> Exercise:
Locate every line that holds the string "проверяют" and copy it.

(Stored records)
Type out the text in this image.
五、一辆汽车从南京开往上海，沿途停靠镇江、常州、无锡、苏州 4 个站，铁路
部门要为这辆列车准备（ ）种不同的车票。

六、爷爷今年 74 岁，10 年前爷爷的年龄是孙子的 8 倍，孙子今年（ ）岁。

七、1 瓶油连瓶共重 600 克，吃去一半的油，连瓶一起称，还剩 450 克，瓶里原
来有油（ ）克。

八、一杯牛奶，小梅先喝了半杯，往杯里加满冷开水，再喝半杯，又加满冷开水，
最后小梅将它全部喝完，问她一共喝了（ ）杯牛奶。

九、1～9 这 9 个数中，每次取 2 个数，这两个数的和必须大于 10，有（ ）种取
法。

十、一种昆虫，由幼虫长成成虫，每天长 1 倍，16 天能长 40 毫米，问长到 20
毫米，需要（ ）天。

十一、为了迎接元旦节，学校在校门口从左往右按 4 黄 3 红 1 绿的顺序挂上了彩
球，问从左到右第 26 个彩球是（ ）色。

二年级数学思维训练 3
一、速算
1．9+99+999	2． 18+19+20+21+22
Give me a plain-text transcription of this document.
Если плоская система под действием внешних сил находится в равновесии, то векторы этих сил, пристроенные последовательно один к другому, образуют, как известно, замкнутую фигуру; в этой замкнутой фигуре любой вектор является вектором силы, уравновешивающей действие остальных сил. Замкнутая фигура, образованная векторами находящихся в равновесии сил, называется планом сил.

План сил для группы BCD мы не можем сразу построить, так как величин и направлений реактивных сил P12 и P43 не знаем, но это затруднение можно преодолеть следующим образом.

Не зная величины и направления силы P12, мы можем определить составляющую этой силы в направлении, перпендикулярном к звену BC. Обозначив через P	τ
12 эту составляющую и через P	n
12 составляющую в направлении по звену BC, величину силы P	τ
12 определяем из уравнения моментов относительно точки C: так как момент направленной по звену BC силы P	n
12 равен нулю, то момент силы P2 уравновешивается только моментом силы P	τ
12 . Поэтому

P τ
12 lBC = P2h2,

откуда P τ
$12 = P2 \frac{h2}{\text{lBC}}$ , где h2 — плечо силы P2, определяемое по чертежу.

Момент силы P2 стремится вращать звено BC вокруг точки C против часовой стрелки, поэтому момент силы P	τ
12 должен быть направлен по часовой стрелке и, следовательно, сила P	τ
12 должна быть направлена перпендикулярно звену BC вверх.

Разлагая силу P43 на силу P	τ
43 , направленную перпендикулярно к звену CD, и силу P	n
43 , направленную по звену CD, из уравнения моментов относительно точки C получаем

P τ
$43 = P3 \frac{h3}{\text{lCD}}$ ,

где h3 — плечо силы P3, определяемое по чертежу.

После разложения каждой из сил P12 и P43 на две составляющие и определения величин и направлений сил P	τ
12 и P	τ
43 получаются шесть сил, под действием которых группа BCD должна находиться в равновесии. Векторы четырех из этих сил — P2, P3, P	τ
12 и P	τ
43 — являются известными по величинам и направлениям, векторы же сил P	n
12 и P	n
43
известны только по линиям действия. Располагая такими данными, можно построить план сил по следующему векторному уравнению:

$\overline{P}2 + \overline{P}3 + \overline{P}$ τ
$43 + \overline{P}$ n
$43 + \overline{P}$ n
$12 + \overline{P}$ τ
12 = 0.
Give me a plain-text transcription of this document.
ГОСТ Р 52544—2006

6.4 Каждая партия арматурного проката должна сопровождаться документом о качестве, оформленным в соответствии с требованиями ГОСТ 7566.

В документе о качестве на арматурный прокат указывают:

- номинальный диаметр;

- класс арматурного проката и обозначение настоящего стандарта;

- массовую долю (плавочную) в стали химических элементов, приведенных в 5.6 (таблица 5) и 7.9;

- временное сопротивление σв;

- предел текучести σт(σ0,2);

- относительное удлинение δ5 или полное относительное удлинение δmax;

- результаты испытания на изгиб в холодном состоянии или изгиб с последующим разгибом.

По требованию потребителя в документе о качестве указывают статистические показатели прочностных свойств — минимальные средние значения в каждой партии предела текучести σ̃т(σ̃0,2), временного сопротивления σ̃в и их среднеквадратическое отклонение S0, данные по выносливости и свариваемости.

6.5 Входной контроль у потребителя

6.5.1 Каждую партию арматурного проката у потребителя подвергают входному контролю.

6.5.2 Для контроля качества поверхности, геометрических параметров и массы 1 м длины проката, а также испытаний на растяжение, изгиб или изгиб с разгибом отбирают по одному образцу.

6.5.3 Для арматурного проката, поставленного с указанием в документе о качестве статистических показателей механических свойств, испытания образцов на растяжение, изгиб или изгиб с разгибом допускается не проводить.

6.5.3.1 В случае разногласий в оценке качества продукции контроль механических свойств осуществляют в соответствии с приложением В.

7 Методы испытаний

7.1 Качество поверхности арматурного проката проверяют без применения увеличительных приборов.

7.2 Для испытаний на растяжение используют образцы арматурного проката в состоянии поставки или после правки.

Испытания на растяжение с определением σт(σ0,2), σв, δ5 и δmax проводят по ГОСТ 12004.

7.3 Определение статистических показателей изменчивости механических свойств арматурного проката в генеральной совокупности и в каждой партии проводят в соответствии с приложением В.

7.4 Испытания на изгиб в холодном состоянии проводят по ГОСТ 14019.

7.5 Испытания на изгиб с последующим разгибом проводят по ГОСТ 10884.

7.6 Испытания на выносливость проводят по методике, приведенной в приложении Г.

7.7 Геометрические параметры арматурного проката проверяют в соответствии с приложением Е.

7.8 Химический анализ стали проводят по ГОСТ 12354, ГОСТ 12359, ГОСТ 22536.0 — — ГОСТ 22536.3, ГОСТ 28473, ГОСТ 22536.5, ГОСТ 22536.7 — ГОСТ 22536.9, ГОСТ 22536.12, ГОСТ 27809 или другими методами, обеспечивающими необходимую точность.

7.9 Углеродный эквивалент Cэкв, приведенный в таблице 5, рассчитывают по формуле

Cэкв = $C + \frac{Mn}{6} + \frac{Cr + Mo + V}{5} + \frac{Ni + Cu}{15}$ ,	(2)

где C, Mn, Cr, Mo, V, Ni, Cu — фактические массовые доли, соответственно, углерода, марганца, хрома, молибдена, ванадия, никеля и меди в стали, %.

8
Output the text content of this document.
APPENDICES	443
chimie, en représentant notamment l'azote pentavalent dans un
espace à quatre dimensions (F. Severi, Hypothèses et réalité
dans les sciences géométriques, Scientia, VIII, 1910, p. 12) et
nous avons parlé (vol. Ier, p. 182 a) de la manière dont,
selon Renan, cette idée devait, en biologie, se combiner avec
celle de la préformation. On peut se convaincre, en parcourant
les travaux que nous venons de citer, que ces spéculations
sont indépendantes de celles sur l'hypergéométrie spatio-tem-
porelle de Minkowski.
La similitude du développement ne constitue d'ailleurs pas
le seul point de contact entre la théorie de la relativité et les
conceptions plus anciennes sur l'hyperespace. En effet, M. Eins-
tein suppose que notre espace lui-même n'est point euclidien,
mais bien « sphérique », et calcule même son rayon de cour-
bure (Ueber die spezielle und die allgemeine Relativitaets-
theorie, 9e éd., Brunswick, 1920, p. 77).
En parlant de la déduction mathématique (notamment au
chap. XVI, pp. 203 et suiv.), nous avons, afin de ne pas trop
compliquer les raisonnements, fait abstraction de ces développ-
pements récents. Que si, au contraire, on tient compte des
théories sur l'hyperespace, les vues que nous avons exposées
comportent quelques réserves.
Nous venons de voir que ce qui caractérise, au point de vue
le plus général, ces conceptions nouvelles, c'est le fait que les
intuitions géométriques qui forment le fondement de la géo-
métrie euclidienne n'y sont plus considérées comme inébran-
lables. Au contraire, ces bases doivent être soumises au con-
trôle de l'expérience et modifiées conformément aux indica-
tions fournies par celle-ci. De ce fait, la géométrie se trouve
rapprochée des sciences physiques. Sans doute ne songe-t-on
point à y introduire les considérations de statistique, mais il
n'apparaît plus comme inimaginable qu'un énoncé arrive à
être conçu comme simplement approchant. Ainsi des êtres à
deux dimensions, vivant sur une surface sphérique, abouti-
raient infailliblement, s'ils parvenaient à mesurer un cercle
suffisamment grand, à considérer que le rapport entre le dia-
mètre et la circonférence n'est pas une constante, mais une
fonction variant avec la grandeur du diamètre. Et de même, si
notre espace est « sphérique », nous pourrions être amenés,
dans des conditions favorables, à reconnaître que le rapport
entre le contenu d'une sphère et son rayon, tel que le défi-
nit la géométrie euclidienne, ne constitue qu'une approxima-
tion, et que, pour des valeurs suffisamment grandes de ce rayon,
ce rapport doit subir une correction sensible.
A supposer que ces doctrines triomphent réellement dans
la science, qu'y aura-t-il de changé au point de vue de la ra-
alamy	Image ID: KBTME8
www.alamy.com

> Expected answer:
7.1 Качество поверхности арматурного проката проверяют без применения увеличительных приборов.
7.7 Геометрические параметры арматурного проката проверяют в соответствии с приложением Е.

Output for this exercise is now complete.